- [EXERCISE REQUIREMENTS] Output a single figure: the number of lines in which the word "baseline" appears.

- [PROVIDED INFORMATION]
——————
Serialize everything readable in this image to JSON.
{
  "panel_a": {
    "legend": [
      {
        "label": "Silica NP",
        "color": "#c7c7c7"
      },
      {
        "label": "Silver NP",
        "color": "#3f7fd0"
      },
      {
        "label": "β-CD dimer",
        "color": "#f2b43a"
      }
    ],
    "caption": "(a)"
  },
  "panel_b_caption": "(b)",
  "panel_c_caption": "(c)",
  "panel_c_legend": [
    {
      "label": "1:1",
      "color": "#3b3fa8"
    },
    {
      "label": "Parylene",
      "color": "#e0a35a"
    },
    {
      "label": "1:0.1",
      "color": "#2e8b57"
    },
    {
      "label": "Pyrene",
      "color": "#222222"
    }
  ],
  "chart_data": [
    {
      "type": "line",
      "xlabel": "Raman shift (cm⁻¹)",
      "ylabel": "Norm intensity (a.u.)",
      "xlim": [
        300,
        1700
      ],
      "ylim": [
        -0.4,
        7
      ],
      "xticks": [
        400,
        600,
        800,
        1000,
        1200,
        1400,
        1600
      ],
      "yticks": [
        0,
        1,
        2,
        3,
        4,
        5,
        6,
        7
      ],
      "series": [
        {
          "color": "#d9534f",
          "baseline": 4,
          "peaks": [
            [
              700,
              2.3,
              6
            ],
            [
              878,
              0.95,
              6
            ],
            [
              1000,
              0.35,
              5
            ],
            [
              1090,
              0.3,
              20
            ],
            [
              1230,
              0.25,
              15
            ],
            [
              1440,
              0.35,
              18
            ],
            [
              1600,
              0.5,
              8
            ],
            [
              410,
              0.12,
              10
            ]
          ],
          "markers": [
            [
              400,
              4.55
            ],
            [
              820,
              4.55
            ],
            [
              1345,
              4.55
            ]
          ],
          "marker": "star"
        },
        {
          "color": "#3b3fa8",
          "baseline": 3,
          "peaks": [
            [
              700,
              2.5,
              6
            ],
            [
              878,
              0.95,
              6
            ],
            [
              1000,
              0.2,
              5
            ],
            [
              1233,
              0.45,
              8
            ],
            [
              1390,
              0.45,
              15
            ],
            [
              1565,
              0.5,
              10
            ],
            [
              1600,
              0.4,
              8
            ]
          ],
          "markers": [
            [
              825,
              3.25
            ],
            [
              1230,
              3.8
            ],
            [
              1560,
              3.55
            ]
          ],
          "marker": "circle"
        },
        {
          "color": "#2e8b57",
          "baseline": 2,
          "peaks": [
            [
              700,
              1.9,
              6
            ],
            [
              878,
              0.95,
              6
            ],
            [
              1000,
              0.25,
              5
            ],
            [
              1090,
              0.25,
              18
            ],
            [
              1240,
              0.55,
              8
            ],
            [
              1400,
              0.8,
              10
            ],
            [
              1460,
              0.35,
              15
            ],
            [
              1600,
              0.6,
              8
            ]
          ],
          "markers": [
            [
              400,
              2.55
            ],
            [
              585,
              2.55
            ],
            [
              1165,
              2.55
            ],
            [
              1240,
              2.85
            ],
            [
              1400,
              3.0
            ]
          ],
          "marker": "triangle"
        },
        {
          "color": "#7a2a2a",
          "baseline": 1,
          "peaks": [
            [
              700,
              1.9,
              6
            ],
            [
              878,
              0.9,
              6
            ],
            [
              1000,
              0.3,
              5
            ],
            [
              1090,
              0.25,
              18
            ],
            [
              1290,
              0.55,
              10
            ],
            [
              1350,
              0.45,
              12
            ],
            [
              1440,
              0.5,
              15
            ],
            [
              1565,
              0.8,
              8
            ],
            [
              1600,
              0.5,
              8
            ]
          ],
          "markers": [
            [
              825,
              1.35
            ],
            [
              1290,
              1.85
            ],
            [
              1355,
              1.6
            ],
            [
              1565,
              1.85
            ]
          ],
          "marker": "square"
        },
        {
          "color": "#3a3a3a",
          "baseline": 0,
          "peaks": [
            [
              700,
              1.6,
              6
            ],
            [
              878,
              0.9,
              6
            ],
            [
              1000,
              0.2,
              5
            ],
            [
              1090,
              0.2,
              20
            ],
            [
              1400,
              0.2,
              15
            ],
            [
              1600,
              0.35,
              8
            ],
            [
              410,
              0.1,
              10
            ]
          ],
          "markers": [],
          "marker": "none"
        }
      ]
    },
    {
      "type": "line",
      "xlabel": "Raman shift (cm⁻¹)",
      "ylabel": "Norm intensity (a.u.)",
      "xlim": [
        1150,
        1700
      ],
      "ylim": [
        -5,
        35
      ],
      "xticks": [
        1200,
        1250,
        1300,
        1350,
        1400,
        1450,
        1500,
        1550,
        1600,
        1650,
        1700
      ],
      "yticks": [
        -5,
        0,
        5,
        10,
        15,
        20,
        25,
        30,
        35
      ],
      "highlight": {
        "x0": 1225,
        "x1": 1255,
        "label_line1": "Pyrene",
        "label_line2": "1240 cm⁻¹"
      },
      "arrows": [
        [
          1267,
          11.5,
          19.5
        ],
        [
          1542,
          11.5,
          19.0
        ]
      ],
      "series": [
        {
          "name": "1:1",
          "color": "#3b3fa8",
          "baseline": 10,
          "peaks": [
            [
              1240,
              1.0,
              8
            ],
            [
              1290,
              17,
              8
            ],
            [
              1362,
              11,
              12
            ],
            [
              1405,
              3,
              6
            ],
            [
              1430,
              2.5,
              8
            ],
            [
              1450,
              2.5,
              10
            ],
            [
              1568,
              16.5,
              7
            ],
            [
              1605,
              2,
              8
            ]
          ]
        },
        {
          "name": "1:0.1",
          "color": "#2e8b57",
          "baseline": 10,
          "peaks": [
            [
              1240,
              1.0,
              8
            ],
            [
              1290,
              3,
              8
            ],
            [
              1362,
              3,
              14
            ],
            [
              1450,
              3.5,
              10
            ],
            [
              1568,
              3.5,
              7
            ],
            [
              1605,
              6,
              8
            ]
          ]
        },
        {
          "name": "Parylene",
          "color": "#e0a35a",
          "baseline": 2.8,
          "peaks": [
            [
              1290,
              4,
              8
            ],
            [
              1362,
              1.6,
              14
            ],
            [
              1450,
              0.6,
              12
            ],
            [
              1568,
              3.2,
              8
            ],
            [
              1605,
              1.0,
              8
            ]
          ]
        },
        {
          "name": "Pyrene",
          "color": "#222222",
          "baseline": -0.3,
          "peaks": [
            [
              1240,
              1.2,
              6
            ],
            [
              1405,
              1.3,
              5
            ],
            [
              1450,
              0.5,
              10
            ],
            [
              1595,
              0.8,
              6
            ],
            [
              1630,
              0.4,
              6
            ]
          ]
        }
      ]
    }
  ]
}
——————
- [EXERCISE SOLUTION] 9